What you will do: Find the word "another" in the data. Return every line where it appears.

:::

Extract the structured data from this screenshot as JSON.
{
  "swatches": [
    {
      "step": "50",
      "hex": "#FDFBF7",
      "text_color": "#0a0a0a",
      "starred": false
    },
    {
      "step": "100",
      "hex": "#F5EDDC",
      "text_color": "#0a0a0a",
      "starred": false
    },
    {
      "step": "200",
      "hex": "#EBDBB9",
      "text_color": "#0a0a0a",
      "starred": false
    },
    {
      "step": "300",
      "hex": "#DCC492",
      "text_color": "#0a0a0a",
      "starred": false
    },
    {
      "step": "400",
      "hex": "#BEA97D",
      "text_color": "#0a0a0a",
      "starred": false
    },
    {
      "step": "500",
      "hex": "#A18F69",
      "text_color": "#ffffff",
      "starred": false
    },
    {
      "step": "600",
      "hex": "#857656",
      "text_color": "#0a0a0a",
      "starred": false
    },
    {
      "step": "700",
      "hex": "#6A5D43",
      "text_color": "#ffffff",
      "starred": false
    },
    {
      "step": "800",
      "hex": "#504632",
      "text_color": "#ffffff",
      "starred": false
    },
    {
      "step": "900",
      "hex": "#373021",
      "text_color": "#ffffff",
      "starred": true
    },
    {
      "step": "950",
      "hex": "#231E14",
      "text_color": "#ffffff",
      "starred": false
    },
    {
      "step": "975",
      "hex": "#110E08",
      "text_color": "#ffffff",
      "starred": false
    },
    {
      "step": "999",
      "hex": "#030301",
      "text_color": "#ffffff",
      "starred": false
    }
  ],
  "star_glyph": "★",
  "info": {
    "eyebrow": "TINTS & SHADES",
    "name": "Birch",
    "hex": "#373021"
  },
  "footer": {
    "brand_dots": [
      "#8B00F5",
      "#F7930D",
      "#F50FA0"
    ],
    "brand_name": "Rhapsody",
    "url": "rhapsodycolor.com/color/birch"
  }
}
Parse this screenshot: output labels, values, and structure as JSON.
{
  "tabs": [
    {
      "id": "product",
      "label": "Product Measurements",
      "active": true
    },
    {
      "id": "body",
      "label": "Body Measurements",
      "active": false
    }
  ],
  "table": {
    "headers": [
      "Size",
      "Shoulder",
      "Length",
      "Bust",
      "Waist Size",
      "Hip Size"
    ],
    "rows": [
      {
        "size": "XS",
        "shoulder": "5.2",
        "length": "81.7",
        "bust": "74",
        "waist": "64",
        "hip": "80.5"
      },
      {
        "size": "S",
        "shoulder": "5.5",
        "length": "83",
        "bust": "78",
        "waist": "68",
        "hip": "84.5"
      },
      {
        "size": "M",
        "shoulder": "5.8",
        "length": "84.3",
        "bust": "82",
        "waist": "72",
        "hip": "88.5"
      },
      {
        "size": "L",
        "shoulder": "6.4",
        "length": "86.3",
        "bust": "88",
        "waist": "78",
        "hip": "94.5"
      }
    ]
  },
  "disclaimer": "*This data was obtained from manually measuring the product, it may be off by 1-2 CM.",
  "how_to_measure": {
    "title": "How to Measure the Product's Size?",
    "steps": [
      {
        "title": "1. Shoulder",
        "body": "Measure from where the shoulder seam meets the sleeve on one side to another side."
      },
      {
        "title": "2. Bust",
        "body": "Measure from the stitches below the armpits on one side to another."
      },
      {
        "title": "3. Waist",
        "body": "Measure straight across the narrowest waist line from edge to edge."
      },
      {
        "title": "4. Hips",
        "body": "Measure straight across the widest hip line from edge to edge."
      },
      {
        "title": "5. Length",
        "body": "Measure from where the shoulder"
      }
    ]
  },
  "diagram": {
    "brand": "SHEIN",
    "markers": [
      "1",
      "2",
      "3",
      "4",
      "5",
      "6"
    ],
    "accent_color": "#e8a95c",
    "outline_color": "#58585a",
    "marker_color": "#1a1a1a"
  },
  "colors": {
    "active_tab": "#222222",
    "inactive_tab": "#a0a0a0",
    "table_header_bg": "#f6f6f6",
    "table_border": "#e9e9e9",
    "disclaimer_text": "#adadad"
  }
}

:::

Exercise solution:
        "body": "Measure from where the shoulder seam meets the sleeve on one side to another side."
        "body": "Measure from the stitches below the armpits on one side to another."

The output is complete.